* **WORK INSTRUCTIONS**
Give the number of lines containing the word "title", and nothing else.

start RECORDED INFORMATION

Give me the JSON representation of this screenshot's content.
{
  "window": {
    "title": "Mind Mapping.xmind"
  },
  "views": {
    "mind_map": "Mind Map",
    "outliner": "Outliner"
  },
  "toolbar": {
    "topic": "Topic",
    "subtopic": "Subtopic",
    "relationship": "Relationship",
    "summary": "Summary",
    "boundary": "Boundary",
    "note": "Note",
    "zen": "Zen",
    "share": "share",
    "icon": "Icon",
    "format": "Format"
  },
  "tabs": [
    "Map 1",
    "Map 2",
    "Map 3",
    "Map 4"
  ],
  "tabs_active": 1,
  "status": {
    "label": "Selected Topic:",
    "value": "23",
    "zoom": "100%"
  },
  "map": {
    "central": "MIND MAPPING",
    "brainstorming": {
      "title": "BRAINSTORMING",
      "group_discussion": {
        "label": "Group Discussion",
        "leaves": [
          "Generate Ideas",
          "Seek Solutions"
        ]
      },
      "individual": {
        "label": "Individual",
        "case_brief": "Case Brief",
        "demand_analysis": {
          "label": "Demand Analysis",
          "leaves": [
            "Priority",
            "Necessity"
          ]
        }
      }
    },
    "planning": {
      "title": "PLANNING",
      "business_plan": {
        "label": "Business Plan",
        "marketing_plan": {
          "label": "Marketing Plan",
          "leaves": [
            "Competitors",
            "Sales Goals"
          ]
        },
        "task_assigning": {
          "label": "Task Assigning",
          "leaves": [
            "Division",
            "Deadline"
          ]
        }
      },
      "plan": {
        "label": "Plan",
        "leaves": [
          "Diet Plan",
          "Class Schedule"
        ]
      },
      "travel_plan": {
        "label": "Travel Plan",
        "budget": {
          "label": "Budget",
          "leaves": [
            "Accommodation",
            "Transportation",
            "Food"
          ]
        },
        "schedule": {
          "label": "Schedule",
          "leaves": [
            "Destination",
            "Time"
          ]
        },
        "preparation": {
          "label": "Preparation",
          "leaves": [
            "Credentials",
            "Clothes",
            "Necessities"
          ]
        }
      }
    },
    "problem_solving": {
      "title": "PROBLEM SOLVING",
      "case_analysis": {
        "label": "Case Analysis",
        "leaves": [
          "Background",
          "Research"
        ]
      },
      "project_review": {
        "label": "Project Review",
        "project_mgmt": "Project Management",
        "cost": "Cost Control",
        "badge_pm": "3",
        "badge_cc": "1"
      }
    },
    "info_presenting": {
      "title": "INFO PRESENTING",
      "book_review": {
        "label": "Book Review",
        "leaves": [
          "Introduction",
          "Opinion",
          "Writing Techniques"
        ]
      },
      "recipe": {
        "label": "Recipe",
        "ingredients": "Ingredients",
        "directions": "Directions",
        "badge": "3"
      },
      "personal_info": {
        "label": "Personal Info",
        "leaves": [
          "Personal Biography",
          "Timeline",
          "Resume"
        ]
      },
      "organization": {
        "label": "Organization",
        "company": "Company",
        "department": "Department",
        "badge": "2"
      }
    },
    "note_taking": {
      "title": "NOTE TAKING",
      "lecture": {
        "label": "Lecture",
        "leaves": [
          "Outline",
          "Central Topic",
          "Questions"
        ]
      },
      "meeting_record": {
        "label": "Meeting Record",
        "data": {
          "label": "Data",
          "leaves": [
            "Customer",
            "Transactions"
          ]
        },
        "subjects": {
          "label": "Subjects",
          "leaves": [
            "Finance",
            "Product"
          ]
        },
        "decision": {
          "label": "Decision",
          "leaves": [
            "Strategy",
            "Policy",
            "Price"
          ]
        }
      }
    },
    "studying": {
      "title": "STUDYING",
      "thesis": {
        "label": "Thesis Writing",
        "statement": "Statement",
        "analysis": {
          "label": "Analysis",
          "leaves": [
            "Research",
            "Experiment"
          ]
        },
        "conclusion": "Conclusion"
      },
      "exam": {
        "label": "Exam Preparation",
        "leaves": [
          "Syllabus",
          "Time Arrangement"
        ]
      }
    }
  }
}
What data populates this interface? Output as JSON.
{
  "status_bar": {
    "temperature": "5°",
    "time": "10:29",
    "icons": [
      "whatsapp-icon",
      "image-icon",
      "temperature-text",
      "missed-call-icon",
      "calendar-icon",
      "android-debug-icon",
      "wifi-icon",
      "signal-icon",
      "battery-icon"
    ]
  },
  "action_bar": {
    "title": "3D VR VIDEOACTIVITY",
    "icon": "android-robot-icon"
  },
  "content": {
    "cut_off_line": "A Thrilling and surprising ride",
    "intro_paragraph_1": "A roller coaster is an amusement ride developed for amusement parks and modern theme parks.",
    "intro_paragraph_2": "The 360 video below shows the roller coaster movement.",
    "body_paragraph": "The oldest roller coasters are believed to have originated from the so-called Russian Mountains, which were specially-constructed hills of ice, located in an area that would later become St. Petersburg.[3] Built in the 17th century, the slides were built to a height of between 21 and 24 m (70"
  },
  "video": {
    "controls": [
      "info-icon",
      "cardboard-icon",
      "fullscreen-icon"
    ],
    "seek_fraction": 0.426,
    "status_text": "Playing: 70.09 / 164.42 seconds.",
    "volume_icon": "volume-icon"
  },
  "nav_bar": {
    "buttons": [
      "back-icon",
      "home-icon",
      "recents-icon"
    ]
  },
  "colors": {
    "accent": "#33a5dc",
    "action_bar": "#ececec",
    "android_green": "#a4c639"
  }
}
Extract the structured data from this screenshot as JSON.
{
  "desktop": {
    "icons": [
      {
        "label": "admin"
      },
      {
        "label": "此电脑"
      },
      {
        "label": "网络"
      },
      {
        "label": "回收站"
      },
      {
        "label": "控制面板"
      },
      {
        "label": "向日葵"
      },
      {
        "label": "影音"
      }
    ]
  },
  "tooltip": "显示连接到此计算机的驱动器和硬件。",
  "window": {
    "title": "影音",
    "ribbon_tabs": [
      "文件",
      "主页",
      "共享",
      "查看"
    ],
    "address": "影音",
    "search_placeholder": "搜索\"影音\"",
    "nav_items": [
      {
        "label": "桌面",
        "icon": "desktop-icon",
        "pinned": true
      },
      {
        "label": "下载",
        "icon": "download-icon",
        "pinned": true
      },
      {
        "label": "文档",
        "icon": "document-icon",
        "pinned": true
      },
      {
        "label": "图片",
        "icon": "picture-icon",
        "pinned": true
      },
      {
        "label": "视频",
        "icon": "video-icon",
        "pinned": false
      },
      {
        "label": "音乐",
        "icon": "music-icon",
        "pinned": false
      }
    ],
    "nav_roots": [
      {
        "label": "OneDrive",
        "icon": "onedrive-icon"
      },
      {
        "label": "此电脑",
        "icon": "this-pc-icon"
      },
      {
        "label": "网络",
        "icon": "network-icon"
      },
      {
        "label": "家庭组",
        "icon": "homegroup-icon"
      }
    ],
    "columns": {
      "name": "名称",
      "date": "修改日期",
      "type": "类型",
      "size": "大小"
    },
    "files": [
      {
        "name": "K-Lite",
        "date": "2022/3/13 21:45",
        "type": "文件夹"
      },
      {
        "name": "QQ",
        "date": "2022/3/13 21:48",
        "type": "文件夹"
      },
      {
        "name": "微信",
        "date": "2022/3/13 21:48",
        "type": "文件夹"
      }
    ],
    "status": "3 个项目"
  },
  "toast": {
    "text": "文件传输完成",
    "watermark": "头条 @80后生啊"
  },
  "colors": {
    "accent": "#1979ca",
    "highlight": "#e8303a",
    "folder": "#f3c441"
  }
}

end RECORDED INFORMATION

* **COMPLETE OUTPUT**
9